[start LISTED RECORDS]

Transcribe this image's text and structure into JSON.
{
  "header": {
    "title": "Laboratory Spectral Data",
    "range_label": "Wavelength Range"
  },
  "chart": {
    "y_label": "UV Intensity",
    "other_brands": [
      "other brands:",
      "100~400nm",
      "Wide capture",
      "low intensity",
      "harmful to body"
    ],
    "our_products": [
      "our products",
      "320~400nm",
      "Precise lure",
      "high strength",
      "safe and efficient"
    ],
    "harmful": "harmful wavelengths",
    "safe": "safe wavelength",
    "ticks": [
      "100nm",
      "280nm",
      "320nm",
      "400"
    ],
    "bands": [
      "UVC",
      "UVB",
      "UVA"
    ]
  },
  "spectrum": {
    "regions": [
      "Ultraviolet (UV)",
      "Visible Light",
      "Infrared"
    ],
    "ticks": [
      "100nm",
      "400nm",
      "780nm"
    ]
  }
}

[end LISTED RECORDS]
[start LISTED RECORDS]

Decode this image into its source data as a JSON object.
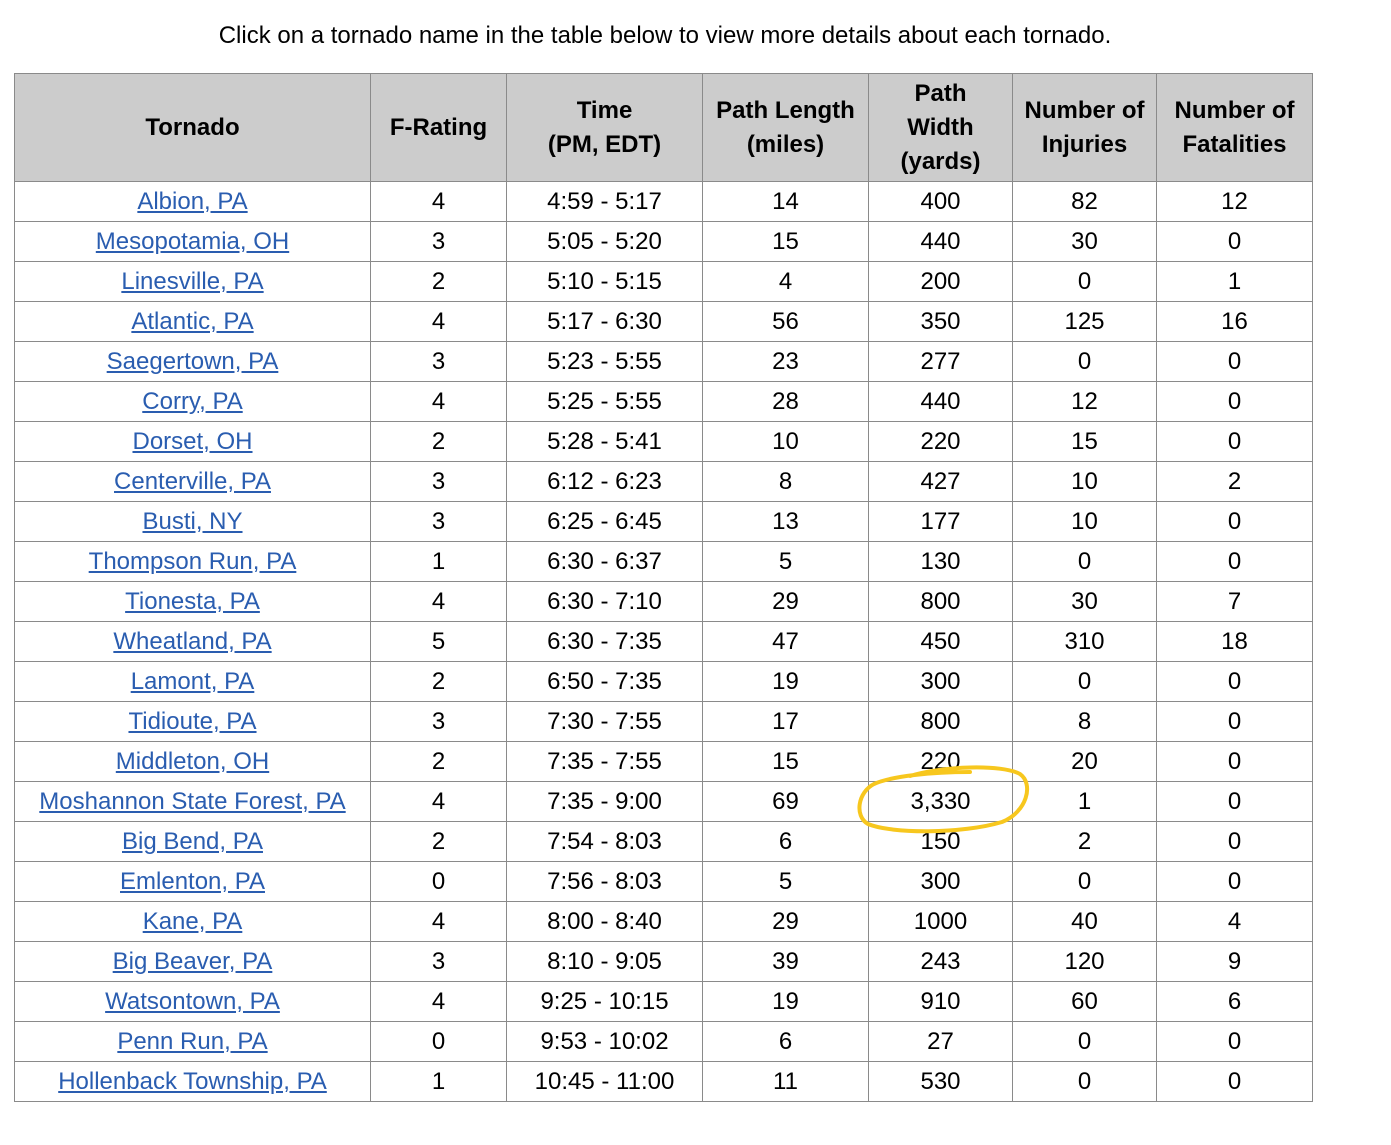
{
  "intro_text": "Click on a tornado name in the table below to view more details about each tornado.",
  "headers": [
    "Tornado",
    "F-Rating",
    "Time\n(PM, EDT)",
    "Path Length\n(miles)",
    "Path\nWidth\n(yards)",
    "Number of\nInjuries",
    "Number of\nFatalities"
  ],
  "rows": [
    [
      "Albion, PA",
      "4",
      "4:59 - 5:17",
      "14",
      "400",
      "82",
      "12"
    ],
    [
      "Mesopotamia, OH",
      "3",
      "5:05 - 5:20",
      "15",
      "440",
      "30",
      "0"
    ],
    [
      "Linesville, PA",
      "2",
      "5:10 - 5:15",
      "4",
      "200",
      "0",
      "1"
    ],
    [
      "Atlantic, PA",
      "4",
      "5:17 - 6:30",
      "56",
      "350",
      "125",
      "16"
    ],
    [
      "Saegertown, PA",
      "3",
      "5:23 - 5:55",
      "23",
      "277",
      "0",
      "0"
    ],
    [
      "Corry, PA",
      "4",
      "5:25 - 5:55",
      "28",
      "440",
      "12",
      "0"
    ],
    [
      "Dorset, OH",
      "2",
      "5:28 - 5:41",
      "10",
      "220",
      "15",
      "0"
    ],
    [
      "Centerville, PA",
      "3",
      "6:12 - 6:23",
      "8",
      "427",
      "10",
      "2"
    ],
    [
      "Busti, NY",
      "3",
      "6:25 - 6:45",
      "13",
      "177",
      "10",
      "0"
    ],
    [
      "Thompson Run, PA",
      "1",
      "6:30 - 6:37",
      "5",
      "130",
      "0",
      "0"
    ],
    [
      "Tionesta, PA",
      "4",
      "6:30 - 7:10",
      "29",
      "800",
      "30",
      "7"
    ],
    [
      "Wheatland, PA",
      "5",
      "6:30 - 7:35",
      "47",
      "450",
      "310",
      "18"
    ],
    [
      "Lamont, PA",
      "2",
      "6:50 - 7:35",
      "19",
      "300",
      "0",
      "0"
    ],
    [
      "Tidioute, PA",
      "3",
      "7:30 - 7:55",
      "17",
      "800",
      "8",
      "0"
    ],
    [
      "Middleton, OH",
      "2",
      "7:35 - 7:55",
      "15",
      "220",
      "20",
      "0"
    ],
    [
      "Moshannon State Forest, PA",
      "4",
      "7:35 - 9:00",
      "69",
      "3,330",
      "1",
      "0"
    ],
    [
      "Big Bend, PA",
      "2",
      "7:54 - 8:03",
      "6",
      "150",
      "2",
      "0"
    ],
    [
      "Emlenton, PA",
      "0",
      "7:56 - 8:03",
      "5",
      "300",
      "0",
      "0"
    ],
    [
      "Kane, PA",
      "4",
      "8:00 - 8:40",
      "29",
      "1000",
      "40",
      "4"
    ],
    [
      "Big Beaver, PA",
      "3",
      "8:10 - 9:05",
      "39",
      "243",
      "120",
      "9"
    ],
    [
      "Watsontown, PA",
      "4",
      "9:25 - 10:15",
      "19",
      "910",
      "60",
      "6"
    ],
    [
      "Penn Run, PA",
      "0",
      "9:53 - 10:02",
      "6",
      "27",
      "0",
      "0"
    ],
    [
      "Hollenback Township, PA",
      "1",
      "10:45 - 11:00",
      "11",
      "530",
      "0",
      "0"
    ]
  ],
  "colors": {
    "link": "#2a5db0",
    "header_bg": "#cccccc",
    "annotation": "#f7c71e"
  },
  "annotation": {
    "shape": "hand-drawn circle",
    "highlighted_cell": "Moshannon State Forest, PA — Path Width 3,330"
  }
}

[end LISTED RECORDS]

* TO DO
Provide the number of lines in the data above that contain the string "JSON", and nothing else.

* THE RESULT
2